Write out the listing in full, matching it word for word.

** BEGIN **

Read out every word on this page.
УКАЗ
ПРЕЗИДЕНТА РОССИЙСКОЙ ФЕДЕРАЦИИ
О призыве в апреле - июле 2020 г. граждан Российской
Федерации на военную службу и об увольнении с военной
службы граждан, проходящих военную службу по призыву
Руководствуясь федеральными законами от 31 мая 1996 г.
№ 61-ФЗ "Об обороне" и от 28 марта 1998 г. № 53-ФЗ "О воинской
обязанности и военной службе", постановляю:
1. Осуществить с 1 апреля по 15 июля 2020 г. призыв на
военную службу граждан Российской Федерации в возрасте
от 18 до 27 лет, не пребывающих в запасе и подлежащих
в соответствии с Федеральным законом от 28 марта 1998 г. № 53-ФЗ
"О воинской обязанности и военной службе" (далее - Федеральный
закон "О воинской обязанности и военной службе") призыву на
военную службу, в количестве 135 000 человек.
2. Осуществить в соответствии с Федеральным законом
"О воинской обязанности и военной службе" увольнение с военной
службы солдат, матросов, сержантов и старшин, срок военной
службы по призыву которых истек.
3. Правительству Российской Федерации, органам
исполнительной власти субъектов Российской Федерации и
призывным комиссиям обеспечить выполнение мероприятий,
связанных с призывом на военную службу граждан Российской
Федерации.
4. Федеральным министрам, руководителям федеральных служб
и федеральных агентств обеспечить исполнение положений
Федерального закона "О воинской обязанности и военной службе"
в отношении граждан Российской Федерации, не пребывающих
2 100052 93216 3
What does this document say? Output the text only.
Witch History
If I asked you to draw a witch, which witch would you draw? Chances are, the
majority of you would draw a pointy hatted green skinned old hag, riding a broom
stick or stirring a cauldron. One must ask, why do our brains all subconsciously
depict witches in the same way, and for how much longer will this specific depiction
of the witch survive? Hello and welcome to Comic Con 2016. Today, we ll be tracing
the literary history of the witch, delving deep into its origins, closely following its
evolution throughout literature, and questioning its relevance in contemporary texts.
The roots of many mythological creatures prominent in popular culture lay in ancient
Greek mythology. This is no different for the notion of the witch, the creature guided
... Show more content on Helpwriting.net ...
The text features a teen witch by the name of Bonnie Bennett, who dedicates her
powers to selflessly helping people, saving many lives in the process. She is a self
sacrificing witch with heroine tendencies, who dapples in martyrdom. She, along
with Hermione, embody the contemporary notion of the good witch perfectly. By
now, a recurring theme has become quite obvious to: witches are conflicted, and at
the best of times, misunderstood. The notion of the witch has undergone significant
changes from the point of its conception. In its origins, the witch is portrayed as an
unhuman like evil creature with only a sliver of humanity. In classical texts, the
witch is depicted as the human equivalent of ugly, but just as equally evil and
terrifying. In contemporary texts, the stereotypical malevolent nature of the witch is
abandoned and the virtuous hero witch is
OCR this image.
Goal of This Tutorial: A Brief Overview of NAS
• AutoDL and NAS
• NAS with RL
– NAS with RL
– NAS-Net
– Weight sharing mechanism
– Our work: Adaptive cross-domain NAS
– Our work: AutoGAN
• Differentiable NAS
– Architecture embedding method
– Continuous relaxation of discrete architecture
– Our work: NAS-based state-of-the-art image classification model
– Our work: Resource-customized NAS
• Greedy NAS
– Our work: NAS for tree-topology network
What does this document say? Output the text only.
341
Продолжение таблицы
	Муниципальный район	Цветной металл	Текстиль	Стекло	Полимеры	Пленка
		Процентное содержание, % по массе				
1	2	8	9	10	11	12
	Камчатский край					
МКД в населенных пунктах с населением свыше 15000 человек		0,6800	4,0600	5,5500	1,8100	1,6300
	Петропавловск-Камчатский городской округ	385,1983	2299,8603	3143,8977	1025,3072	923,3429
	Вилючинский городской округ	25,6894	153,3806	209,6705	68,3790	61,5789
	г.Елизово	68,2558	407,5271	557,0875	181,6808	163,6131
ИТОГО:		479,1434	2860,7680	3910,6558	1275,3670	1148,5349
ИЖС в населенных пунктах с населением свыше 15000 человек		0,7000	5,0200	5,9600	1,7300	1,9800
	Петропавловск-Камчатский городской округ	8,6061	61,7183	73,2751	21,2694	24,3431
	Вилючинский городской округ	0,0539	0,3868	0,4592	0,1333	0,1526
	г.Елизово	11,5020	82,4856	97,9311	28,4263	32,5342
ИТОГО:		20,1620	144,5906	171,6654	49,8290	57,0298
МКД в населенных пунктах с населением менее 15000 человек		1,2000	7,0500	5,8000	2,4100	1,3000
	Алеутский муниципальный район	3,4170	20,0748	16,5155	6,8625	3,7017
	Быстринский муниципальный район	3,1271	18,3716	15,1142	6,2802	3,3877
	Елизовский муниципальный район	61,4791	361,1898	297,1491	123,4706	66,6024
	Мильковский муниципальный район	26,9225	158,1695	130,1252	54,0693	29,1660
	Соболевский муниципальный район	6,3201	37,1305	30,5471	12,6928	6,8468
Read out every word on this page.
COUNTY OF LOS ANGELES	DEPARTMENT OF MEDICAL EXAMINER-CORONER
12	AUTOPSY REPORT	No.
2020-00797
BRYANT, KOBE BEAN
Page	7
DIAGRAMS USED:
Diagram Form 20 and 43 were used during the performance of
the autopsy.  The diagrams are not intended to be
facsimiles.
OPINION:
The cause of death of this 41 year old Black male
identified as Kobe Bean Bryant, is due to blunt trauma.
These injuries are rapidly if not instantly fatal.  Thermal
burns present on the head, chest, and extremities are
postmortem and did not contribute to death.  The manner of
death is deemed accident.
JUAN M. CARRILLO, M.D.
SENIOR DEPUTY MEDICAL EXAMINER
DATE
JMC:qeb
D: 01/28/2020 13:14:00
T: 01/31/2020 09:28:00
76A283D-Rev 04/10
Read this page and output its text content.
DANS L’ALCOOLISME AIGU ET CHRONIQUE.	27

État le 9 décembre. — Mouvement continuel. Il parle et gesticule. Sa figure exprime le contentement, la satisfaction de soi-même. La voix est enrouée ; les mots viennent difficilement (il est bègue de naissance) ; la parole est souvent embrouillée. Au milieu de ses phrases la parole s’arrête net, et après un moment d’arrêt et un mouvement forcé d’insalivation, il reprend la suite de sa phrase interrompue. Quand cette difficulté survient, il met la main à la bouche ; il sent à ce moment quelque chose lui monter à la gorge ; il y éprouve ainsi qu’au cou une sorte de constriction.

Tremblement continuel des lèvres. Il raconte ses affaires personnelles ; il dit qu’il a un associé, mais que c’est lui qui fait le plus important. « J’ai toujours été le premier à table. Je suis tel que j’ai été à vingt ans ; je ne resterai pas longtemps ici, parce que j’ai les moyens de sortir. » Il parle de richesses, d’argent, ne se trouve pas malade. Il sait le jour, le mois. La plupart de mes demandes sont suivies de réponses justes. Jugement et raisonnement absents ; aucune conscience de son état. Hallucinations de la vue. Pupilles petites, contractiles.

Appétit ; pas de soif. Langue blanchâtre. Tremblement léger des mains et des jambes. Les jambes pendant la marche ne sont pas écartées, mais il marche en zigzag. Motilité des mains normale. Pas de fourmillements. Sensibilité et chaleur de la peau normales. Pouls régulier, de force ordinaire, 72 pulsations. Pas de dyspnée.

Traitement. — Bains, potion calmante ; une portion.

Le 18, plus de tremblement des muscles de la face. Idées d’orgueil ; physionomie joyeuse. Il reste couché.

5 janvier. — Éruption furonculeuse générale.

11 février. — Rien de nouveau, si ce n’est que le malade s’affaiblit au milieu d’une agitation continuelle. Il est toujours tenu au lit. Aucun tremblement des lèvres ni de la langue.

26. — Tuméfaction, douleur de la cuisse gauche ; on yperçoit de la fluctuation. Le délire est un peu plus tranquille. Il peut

** END **

**Answer for the task**
Read out every word on this page.
УКАЗ
ПРЕЗИДЕНТА РОССИЙСКОЙ ФЕДЕРАЦИИ
О призыве в апреле - июле 2020 г. граждан Российской
Федерации на военную службу и об увольнении с военной
службы граждан, проходящих военную службу по призыву
Руководствуясь федеральными законами от 31 мая 1996 г.
№ 61-ФЗ "Об обороне" и от 28 марта 1998 г. № 53-ФЗ "О воинской
обязанности и военной службе", постановляю:
1. Осуществить с 1 апреля по 15 июля 2020 г. призыв на
военную службу граждан Российской Федерации в возрасте
от 18 до 27 лет, не пребывающих в запасе и подлежащих
в соответствии с Федеральным законом от 28 марта 1998 г. № 53-ФЗ
"О воинской обязанности и военной службе" (далее - Федеральный
закон "О воинской обязанности и военной службе") призыву на
военную службу, в количестве 135 000 человек.
2. Осуществить в соответствии с Федеральным законом
"О воинской обязанности и военной службе" увольнение с военной
службы солдат, матросов, сержантов и старшин, срок военной
службы по призыву которых истек.
3. Правительству Российской Федерации, органам
исполнительной власти субъектов Российской Федерации и
призывным комиссиям обеспечить выполнение мероприятий,
связанных с призывом на военную службу граждан Российской
Федерации.
4. Федеральным министрам, руководителям федеральных служб
и федеральных агентств обеспечить исполнение положений
Федерального закона "О воинской обязанности и военной службе"
в отношении граждан Российской Федерации, не пребывающих
2 100052 93216 3
What does this document say? Output the text only.
Witch History
If I asked you to draw a witch, which witch would you draw? Chances are, the
majority of you would draw a pointy hatted green skinned old hag, riding a broom
stick or stirring a cauldron. One must ask, why do our brains all subconsciously
depict witches in the same way, and for how much longer will this specific depiction
of the witch survive? Hello and welcome to Comic Con 2016. Today, we ll be tracing
the literary history of the witch, delving deep into its origins, closely following its
evolution throughout literature, and questioning its relevance in contemporary texts.
The roots of many mythological creatures prominent in popular culture lay in ancient
Greek mythology. This is no different for the notion of the witch, the creature guided
... Show more content on Helpwriting.net ...
The text features a teen witch by the name of Bonnie Bennett, who dedicates her
powers to selflessly helping people, saving many lives in the process. She is a self
sacrificing witch with heroine tendencies, who dapples in martyrdom. She, along
with Hermione, embody the contemporary notion of the good witch perfectly. By
now, a recurring theme has become quite obvious to: witches are conflicted, and at
the best of times, misunderstood. The notion of the witch has undergone significant
changes from the point of its conception. In its origins, the witch is portrayed as an
unhuman like evil creature with only a sliver of humanity. In classical texts, the
witch is depicted as the human equivalent of ugly, but just as equally evil and
terrifying. In contemporary texts, the stereotypical malevolent nature of the witch is
abandoned and the virtuous hero witch is
OCR this image.
Goal of This Tutorial: A Brief Overview of NAS
• AutoDL and NAS
• NAS with RL
– NAS with RL
– NAS-Net
– Weight sharing mechanism
– Our work: Adaptive cross-domain NAS
– Our work: AutoGAN
• Differentiable NAS
– Architecture embedding method
– Continuous relaxation of discrete architecture
– Our work: NAS-based state-of-the-art image classification model
– Our work: Resource-customized NAS
• Greedy NAS
– Our work: NAS for tree-topology network
What does this document say? Output the text only.
341
Продолжение таблицы
	Муниципальный район	Цветной металл	Текстиль	Стекло	Полимеры	Пленка
		Процентное содержание, % по массе				
1	2	8	9	10	11	12
	Камчатский край					
МКД в населенных пунктах с населением свыше 15000 человек		0,6800	4,0600	5,5500	1,8100	1,6300
	Петропавловск-Камчатский городской округ	385,1983	2299,8603	3143,8977	1025,3072	923,3429
	Вилючинский городской округ	25,6894	153,3806	209,6705	68,3790	61,5789
	г.Елизово	68,2558	407,5271	557,0875	181,6808	163,6131
ИТОГО:		479,1434	2860,7680	3910,6558	1275,3670	1148,5349
ИЖС в населенных пунктах с населением свыше 15000 человек		0,7000	5,0200	5,9600	1,7300	1,9800
	Петропавловск-Камчатский городской округ	8,6061	61,7183	73,2751	21,2694	24,3431
	Вилючинский городской округ	0,0539	0,3868	0,4592	0,1333	0,1526
	г.Елизово	11,5020	82,4856	97,9311	28,4263	32,5342
ИТОГО:		20,1620	144,5906	171,6654	49,8290	57,0298
МКД в населенных пунктах с населением менее 15000 человек		1,2000	7,0500	5,8000	2,4100	1,3000
	Алеутский муниципальный район	3,4170	20,0748	16,5155	6,8625	3,7017
	Быстринский муниципальный район	3,1271	18,3716	15,1142	6,2802	3,3877
	Елизовский муниципальный район	61,4791	361,1898	297,1491	123,4706	66,6024
	Мильковский муниципальный район	26,9225	158,1695	130,1252	54,0693	29,1660
	Соболевский муниципальный район	6,3201	37,1305	30,5471	12,6928	6,8468
Read out every word on this page.
COUNTY OF LOS ANGELES	DEPARTMENT OF MEDICAL EXAMINER-CORONER
12	AUTOPSY REPORT	No.
2020-00797
BRYANT, KOBE BEAN
Page	7
DIAGRAMS USED:
Diagram Form 20 and 43 were used during the performance of
the autopsy.  The diagrams are not intended to be
facsimiles.
OPINION:
The cause of death of this 41 year old Black male
identified as Kobe Bean Bryant, is due to blunt trauma.
These injuries are rapidly if not instantly fatal.  Thermal
burns present on the head, chest, and extremities are
postmortem and did not contribute to death.  The manner of
death is deemed accident.
JUAN M. CARRILLO, M.D.
SENIOR DEPUTY MEDICAL EXAMINER
DATE
JMC:qeb
D: 01/28/2020 13:14:00
T: 01/31/2020 09:28:00
76A283D-Rev 04/10
Read this page and output its text content.
DANS L’ALCOOLISME AIGU ET CHRONIQUE.	27

État le 9 décembre. — Mouvement continuel. Il parle et gesticule. Sa figure exprime le contentement, la satisfaction de soi-même. La voix est enrouée ; les mots viennent difficilement (il est bègue de naissance) ; la parole est souvent embrouillée. Au milieu de ses phrases la parole s’arrête net, et après un moment d’arrêt et un mouvement forcé d’insalivation, il reprend la suite de sa phrase interrompue. Quand cette difficulté survient, il met la main à la bouche ; il sent à ce moment quelque chose lui monter à la gorge ; il y éprouve ainsi qu’au cou une sorte de constriction.

Tremblement continuel des lèvres. Il raconte ses affaires personnelles ; il dit qu’il a un associé, mais que c’est lui qui fait le plus important. « J’ai toujours été le premier à table. Je suis tel que j’ai été à vingt ans ; je ne resterai pas longtemps ici, parce que j’ai les moyens de sortir. » Il parle de richesses, d’argent, ne se trouve pas malade. Il sait le jour, le mois. La plupart de mes demandes sont suivies de réponses justes. Jugement et raisonnement absents ; aucune conscience de son état. Hallucinations de la vue. Pupilles petites, contractiles.

Appétit ; pas de soif. Langue blanchâtre. Tremblement léger des mains et des jambes. Les jambes pendant la marche ne sont pas écartées, mais il marche en zigzag. Motilité des mains normale. Pas de fourmillements. Sensibilité et chaleur de la peau normales. Pouls régulier, de force ordinaire, 72 pulsations. Pas de dyspnée.

Traitement. — Bains, potion calmante ; une portion.

Le 18, plus de tremblement des muscles de la face. Idées d’orgueil ; physionomie joyeuse. Il reste couché.

5 janvier. — Éruption furonculeuse générale.

11 février. — Rien de nouveau, si ce n’est que le malade s’affaiblit au milieu d’une agitation continuelle. Il est toujours tenu au lit. Aucun tremblement des lèvres ni de la langue.

26. — Tuméfaction, douleur de la cuisse gauche ; on yperçoit de la fluctuation. Le délire est un peu plus tranquille. Il peut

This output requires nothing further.